===== SUPPLIED MATERIAL

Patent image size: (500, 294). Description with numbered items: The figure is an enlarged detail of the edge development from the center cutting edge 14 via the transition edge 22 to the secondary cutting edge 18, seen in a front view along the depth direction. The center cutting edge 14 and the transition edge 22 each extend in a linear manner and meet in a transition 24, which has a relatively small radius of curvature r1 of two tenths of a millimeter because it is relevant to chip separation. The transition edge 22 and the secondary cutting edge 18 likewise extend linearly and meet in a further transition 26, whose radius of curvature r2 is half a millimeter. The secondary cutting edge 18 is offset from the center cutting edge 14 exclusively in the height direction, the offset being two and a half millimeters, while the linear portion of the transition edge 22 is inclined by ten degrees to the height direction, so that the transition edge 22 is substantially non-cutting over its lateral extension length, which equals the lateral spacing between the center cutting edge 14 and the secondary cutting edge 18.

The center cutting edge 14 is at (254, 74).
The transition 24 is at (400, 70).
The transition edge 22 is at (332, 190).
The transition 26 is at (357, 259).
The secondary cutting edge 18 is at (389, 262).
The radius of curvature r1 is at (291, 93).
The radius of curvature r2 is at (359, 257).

==========

PROBLEM REQUIREMENTS:
Rewrite all the records above with "enlarged detail" changed to "magnified detail" and nothing else altered.

TASK RESULT:
Patent image size: (500, 294). Description with numbered items: The figure is an magnified detail of the edge development from the center cutting edge 14 via the transition edge 22 to the secondary cutting edge 18, seen in a front view along the depth direction. The center cutting edge 14 and the transition edge 22 each extend in a linear manner and meet in a transition 24, which has a relatively small radius of curvature r1 of two tenths of a millimeter because it is relevant to chip separation. The transition edge 22 and the secondary cutting edge 18 likewise extend linearly and meet in a further transition 26, whose radius of curvature r2 is half a millimeter. The secondary cutting edge 18 is offset from the center cutting edge 14 exclusively in the height direction, the offset being two and a half millimeters, while the linear portion of the transition edge 22 is inclined by ten degrees to the height direction, so that the transition edge 22 is substantially non-cutting over its lateral extension length, which equals the lateral spacing between the center cutting edge 14 and the secondary cutting edge 18.

The center cutting edge 14 is at (254, 74).
The transition 24 is at (400, 70).
The transition edge 22 is at (332, 190).
The transition 26 is at (357, 259).
The secondary cutting edge 18 is at (389, 262).
The radius of curvature r1 is at (291, 93).
The radius of curvature r2 is at (359, 257).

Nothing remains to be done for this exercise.